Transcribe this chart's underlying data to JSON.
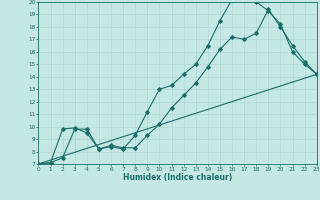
{
  "xlabel": "Humidex (Indice chaleur)",
  "xlim": [
    0,
    23
  ],
  "ylim": [
    7,
    20
  ],
  "bg_color": "#c5e8e5",
  "grid_color": "#afd8d4",
  "line_color": "#1a6e68",
  "line1_x": [
    0,
    1,
    2,
    3,
    4,
    5,
    6,
    7,
    8,
    9,
    10,
    11,
    12,
    13,
    14,
    15,
    16,
    17,
    18,
    19,
    20,
    21,
    22,
    23
  ],
  "line1_y": [
    7.0,
    7.1,
    7.5,
    9.8,
    9.8,
    8.2,
    8.4,
    8.2,
    9.3,
    11.2,
    13.0,
    13.3,
    14.2,
    15.0,
    16.5,
    18.5,
    20.2,
    20.2,
    20.0,
    19.3,
    18.2,
    16.0,
    15.0,
    14.2
  ],
  "line2_x": [
    0,
    1,
    2,
    3,
    4,
    5,
    6,
    7,
    8,
    9,
    10,
    11,
    12,
    13,
    14,
    15,
    16,
    17,
    18,
    19,
    20,
    21,
    22,
    23
  ],
  "line2_y": [
    7.0,
    7.1,
    9.8,
    9.9,
    9.5,
    8.2,
    8.5,
    8.3,
    8.3,
    9.3,
    10.2,
    11.5,
    12.5,
    13.5,
    14.8,
    16.2,
    17.2,
    17.0,
    17.5,
    19.4,
    18.0,
    16.5,
    15.2,
    14.2
  ],
  "line3_x": [
    0,
    23
  ],
  "line3_y": [
    7.0,
    14.2
  ]
}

::::::

* Given problem: Pictures stay out; repeat all the rest of the records exactly.

* Result below:
Transcribe this chart's underlying data to JSON.
{
  "xlabel": "Humidex (Indice chaleur)",
  "xlim": [
    0,
    23
  ],
  "ylim": [
    7,
    20
  ],
  "bg_color": "#c5e8e5",
  "grid_color": "#afd8d4",
  "line_color": "#1a6e68",
  "line1_x": [
    0,
    1,
    2,
    3,
    4,
    5,
    6,
    7,
    8,
    9,
    10,
    11,
    12,
    13,
    14,
    15,
    16,
    17,
    18,
    19,
    20,
    21,
    22,
    23
  ],
  "line1_y": [
    7.0,
    7.1,
    7.5,
    9.8,
    9.8,
    8.2,
    8.4,
    8.2,
    9.3,
    11.2,
    13.0,
    13.3,
    14.2,
    15.0,
    16.5,
    18.5,
    20.2,
    20.2,
    20.0,
    19.3,
    18.2,
    16.0,
    15.0,
    14.2
  ],
  "line2_x": [
    0,
    1,
    2,
    3,
    4,
    5,
    6,
    7,
    8,
    9,
    10,
    11,
    12,
    13,
    14,
    15,
    16,
    17,
    18,
    19,
    20,
    21,
    22,
    23
  ],
  "line2_y": [
    7.0,
    7.1,
    9.8,
    9.9,
    9.5,
    8.2,
    8.5,
    8.3,
    8.3,
    9.3,
    10.2,
    11.5,
    12.5,
    13.5,
    14.8,
    16.2,
    17.2,
    17.0,
    17.5,
    19.4,
    18.0,
    16.5,
    15.2,
    14.2
  ],
  "line3_x": [
    0,
    23
  ],
  "line3_y": [
    7.0,
    14.2
  ]
}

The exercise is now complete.